## Work instructions
Look through the records below and give the number of lines holding the string "name", nothing more.

# Material supplied start

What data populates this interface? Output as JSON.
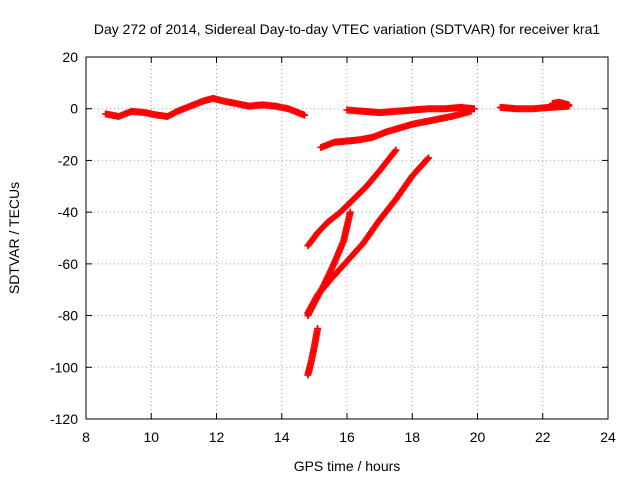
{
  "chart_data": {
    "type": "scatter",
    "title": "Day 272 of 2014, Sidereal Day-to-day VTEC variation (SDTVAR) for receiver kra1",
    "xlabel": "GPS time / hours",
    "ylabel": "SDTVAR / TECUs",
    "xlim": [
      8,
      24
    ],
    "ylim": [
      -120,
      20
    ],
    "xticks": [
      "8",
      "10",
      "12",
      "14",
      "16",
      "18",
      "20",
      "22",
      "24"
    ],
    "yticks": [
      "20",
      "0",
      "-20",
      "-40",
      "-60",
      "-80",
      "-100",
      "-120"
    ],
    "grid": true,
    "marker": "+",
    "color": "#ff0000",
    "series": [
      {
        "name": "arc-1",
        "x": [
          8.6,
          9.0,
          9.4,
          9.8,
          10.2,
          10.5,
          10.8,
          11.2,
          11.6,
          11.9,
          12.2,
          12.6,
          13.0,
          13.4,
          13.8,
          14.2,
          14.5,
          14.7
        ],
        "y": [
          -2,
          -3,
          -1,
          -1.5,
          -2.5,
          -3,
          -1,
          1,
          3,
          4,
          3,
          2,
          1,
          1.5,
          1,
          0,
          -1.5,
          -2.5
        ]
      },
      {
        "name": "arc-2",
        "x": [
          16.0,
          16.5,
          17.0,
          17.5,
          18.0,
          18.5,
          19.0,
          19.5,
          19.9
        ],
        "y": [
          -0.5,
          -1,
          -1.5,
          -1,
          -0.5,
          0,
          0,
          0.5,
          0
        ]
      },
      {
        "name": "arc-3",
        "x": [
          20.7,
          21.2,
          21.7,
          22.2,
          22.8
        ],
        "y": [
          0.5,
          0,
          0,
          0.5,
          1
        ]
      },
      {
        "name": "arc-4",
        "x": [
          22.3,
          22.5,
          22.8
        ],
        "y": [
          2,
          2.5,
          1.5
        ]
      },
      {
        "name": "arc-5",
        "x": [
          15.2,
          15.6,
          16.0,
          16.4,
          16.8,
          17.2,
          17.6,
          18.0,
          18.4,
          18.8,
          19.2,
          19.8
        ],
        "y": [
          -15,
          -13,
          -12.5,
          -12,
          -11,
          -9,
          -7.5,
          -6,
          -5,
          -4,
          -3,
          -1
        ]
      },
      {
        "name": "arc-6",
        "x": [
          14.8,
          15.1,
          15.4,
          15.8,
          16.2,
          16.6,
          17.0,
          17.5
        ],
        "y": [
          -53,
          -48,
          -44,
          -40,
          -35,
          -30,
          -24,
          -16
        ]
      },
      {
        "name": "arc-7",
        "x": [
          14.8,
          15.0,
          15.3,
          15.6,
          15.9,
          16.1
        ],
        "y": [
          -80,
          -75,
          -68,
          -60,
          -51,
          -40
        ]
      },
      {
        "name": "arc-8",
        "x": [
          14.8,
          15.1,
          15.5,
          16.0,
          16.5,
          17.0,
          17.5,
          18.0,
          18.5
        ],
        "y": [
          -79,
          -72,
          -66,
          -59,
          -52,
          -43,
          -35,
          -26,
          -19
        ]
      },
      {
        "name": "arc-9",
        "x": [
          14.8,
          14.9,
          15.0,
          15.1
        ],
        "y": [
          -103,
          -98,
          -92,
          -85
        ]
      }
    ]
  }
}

# Material supplied end

## Correct answer
9